--- begin Records to use ---
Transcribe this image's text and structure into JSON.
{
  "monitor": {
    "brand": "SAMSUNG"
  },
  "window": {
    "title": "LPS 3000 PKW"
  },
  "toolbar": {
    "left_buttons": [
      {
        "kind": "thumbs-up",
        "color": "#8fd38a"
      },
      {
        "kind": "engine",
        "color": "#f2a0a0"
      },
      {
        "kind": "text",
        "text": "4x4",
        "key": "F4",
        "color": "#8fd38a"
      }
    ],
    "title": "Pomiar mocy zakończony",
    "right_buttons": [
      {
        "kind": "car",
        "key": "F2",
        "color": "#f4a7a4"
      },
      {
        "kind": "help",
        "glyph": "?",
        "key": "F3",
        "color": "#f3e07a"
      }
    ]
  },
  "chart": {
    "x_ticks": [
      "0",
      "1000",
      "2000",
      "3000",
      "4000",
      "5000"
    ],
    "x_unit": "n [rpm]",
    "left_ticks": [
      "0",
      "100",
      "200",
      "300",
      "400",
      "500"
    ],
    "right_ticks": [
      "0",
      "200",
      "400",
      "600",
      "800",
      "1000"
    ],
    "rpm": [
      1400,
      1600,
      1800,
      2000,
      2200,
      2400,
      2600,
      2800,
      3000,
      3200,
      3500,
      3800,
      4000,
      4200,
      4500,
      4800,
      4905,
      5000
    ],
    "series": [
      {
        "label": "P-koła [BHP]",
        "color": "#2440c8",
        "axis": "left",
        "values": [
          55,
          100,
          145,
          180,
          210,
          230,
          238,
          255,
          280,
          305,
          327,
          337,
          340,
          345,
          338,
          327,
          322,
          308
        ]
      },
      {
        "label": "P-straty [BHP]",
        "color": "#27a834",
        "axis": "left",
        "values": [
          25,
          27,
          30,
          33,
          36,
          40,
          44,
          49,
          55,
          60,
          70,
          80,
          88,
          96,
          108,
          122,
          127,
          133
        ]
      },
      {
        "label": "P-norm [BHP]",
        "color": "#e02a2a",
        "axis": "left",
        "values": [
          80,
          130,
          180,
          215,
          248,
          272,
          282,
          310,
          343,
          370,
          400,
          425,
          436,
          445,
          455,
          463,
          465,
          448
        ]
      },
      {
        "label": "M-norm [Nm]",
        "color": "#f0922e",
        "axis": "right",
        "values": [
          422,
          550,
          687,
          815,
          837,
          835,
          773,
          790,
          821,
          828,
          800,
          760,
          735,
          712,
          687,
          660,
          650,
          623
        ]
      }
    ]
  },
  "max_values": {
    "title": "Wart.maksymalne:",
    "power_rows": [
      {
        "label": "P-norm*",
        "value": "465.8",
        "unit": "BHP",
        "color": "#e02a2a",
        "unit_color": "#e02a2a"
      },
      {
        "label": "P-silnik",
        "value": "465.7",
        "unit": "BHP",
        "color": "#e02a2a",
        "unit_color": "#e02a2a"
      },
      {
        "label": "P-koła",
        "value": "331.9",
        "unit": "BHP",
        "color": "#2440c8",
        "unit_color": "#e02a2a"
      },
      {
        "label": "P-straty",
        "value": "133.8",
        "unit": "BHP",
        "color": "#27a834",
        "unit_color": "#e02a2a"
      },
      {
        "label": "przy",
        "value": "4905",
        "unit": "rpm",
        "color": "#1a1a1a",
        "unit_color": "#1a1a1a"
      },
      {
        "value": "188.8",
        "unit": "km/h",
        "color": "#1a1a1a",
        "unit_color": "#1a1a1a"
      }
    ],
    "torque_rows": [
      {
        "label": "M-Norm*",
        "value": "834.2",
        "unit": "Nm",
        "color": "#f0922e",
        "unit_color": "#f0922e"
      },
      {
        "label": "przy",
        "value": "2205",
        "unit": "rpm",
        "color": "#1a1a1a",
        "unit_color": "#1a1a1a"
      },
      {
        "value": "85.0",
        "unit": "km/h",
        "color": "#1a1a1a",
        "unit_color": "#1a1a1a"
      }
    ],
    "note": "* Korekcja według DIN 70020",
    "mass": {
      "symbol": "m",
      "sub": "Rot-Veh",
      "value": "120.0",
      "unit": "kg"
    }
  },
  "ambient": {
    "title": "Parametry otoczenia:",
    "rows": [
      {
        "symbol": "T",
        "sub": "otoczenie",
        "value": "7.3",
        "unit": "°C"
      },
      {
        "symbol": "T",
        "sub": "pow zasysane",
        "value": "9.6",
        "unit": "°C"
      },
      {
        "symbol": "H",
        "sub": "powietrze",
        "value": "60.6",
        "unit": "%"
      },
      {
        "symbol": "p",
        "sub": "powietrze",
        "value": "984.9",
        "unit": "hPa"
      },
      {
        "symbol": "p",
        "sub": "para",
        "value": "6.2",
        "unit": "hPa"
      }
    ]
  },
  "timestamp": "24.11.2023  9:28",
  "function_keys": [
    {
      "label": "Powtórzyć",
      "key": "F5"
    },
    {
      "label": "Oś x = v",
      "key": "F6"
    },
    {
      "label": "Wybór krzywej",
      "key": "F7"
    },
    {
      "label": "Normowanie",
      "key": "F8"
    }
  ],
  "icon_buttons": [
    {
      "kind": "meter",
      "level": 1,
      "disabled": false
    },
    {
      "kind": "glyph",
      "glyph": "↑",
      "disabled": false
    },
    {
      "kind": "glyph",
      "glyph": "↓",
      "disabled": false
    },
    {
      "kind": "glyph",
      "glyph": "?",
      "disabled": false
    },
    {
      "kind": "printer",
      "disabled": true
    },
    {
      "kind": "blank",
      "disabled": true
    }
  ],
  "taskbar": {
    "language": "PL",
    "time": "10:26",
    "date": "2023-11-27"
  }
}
--- end Records to use ---
Collect each line above holding the string "glyph".

=== Answer ===
        "glyph": "?",
      "kind": "glyph",
      "glyph": "↑",
      "kind": "glyph",
      "glyph": "↓",
      "kind": "glyph",
      "glyph": "?",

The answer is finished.